Exercise aim :: Locate every line in the records below that holds the word "name" and return each one.

[Dataset items]
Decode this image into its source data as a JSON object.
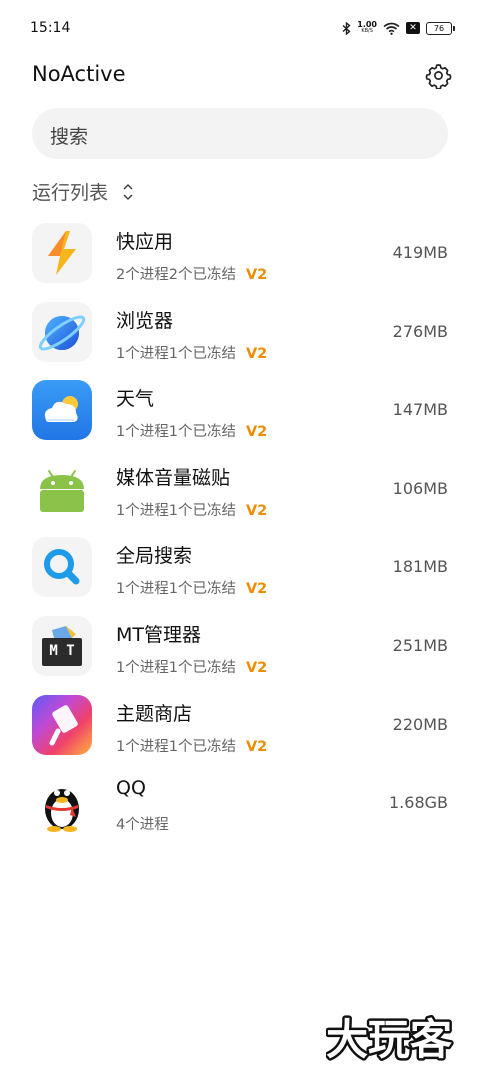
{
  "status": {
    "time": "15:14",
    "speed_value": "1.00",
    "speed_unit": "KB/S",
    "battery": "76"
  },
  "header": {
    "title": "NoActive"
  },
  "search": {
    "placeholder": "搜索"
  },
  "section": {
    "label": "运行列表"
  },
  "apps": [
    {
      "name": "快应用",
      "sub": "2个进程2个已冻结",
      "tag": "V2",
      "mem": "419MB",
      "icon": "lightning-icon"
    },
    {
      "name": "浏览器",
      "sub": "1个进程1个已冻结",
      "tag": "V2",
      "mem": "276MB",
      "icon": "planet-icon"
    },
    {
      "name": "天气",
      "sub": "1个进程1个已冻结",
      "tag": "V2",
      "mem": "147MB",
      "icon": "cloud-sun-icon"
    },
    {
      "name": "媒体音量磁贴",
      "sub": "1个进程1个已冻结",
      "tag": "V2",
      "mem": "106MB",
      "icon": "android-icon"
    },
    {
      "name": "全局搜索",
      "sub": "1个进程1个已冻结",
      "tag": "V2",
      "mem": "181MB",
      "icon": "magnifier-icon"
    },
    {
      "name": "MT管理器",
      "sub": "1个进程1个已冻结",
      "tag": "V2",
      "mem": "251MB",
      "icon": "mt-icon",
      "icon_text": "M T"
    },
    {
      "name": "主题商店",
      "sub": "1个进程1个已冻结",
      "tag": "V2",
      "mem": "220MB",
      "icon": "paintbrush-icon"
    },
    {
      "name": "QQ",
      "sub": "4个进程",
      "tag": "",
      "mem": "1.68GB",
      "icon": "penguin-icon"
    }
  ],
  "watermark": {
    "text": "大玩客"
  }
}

--

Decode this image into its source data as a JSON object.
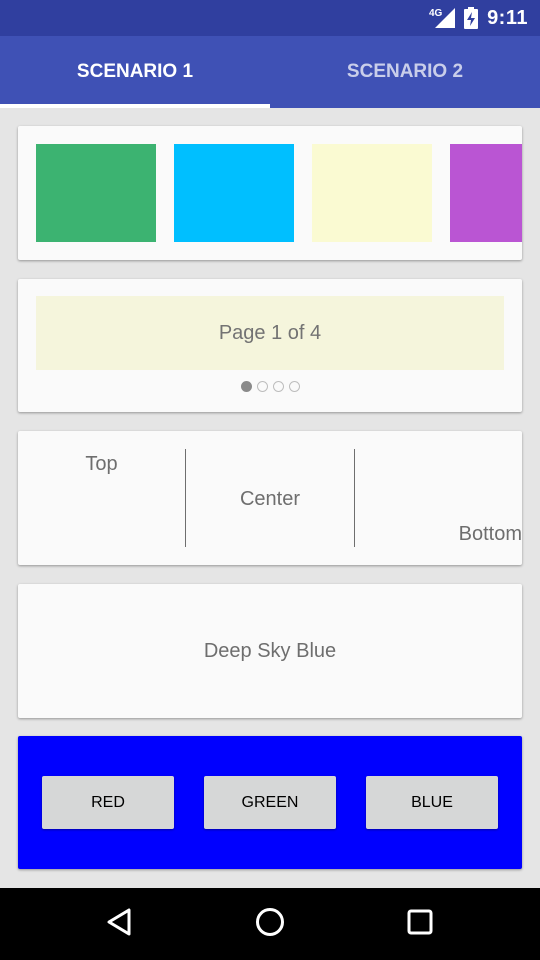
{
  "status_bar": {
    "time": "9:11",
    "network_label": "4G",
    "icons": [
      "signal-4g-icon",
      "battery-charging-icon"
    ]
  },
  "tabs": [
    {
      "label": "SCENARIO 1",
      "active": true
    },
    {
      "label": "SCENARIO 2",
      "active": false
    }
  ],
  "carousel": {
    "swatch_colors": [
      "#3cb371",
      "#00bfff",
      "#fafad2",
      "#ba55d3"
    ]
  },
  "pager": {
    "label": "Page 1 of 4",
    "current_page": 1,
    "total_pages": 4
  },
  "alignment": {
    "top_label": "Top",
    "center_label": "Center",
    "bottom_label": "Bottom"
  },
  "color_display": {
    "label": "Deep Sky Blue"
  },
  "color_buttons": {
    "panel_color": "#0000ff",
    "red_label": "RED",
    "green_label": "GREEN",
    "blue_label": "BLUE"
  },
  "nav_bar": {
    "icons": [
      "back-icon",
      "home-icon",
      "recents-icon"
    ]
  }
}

The output ::
      "name": "快应用",
      "name": "浏览器",
      "name": "天气",
      "name": "媒体音量磁贴",
      "name": "全局搜索",
      "name": "MT管理器",
      "name": "主题商店",
      "name": "QQ",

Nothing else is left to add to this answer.